WHAT THE TASK ASKS:
Find the lines holding the string "icônes" in the data, then copy all of them.

DATA FOR THE TASK:
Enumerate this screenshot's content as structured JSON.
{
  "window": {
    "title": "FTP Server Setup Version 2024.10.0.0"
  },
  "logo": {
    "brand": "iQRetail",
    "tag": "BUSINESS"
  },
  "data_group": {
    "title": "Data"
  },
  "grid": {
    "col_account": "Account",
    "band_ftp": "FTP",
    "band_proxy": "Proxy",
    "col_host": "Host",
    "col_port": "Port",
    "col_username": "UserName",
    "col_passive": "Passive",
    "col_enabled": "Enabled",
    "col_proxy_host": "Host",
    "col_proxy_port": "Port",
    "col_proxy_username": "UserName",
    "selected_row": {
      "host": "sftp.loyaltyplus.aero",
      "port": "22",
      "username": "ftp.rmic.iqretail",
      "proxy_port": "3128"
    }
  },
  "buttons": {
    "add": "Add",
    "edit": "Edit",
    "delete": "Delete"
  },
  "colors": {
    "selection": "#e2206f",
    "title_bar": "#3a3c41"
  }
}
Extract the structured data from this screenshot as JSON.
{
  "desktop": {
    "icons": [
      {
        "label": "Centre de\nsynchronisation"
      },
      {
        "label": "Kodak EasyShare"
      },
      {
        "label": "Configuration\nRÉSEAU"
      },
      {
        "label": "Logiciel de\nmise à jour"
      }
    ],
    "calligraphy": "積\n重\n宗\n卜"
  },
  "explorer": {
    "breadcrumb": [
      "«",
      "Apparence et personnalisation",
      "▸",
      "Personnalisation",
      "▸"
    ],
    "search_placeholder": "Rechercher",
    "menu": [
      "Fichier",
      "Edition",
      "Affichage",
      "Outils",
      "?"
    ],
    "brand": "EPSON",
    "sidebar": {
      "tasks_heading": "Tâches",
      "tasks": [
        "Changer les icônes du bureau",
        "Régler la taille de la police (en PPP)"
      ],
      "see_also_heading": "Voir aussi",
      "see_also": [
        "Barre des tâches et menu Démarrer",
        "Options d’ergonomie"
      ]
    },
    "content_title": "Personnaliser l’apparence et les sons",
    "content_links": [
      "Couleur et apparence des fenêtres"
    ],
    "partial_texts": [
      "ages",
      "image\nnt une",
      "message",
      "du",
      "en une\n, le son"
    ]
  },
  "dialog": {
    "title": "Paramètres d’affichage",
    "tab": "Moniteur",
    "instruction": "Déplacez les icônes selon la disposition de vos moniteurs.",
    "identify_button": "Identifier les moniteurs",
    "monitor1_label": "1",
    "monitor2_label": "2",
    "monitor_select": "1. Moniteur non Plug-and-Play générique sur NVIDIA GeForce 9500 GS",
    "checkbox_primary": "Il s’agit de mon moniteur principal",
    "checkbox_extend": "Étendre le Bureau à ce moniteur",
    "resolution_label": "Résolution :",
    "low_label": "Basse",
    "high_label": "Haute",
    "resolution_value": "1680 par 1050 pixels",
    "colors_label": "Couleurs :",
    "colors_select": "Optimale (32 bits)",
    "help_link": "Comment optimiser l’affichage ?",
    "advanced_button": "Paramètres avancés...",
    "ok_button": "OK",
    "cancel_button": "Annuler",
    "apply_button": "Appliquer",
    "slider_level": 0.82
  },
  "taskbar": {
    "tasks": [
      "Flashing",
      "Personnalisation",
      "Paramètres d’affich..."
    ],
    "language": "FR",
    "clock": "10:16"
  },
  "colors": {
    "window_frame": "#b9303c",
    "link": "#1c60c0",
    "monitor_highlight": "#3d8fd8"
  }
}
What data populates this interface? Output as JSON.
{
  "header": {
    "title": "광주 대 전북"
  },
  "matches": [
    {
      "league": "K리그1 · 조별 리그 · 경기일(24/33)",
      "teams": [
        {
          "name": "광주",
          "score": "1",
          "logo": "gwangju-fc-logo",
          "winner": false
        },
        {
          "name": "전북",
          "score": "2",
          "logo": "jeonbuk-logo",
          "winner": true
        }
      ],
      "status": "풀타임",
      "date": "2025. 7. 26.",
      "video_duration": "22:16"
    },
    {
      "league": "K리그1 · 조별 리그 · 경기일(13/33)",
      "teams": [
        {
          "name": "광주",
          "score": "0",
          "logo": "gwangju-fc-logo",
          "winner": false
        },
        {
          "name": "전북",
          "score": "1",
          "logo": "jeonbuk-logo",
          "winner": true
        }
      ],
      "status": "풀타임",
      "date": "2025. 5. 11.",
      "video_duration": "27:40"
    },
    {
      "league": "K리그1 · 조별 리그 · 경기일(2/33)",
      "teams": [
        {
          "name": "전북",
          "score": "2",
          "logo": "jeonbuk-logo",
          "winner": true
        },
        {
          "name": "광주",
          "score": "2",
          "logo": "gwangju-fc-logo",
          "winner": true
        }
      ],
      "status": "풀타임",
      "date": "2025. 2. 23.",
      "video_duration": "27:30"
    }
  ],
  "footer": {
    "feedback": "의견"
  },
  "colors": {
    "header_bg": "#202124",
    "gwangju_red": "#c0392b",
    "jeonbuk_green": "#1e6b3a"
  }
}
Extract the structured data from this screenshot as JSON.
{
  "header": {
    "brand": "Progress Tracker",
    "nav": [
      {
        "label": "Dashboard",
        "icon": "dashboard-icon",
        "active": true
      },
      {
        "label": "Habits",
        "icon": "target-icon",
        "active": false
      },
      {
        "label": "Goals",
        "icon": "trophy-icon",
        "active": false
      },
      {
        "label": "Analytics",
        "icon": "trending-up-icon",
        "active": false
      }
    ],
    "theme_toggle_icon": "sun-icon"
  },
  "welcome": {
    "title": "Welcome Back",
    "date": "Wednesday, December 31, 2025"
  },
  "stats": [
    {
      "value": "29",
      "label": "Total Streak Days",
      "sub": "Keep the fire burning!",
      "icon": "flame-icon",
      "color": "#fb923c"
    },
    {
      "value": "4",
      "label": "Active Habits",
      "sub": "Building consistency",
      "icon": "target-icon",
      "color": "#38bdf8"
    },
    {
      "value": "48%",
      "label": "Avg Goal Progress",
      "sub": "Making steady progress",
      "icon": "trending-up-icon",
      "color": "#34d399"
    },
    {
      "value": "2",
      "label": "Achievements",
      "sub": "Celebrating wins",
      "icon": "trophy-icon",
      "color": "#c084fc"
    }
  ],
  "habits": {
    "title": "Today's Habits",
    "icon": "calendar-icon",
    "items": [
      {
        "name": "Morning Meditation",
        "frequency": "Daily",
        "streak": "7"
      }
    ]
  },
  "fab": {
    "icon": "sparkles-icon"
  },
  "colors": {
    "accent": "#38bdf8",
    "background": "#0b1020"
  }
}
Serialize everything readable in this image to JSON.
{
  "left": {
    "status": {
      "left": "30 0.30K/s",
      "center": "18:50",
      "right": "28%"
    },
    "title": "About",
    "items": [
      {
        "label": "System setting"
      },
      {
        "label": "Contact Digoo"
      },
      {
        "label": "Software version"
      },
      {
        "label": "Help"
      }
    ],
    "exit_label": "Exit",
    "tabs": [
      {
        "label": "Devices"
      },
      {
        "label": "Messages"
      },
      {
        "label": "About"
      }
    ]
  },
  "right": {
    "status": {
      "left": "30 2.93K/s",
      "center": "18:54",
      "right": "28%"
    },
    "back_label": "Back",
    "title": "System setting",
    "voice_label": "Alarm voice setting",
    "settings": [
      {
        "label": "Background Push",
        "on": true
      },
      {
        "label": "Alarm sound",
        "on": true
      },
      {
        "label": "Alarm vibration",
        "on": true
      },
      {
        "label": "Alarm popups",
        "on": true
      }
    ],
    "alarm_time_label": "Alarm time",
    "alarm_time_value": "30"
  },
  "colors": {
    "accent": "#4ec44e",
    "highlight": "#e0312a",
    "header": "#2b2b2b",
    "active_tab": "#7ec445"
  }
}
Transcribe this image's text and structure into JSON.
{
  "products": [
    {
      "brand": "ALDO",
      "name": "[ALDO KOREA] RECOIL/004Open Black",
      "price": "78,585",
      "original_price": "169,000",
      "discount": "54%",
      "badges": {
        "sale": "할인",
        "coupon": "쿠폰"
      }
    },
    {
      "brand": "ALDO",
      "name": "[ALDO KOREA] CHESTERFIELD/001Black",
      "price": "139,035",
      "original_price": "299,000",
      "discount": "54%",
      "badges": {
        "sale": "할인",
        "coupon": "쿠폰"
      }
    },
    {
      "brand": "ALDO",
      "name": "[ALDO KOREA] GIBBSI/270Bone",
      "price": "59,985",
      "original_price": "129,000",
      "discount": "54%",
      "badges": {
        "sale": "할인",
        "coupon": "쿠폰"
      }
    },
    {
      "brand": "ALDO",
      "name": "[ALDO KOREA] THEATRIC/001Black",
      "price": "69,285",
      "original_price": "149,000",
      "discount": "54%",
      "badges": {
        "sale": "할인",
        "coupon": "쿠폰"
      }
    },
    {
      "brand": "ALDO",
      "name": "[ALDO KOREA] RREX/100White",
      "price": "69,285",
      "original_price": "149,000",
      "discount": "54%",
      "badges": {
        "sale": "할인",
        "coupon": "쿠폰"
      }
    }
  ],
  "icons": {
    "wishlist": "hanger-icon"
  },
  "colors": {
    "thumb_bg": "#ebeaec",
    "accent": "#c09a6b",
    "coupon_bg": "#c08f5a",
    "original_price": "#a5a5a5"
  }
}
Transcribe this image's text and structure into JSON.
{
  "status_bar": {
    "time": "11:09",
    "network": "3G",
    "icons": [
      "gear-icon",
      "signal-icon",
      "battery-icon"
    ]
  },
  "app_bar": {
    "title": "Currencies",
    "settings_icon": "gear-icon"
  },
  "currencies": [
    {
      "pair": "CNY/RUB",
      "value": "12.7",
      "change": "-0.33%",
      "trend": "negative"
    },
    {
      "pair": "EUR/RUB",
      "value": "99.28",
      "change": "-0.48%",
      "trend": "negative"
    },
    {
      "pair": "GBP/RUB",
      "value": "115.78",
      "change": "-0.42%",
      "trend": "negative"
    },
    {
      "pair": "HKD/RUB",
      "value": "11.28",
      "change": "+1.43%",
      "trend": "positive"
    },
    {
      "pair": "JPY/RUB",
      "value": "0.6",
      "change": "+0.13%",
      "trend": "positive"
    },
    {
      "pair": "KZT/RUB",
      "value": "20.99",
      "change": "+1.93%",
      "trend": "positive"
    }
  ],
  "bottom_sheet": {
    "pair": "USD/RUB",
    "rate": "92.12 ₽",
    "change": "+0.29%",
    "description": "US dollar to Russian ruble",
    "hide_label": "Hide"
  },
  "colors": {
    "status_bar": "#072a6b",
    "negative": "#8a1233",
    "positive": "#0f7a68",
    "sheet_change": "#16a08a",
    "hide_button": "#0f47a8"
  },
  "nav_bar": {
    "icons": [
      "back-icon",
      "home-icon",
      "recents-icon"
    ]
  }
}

EXERCISE SOLUTION:
        "Changer les icônes du bureau",
    "instruction": "Déplacez les icônes selon la disposition de vos moniteurs.",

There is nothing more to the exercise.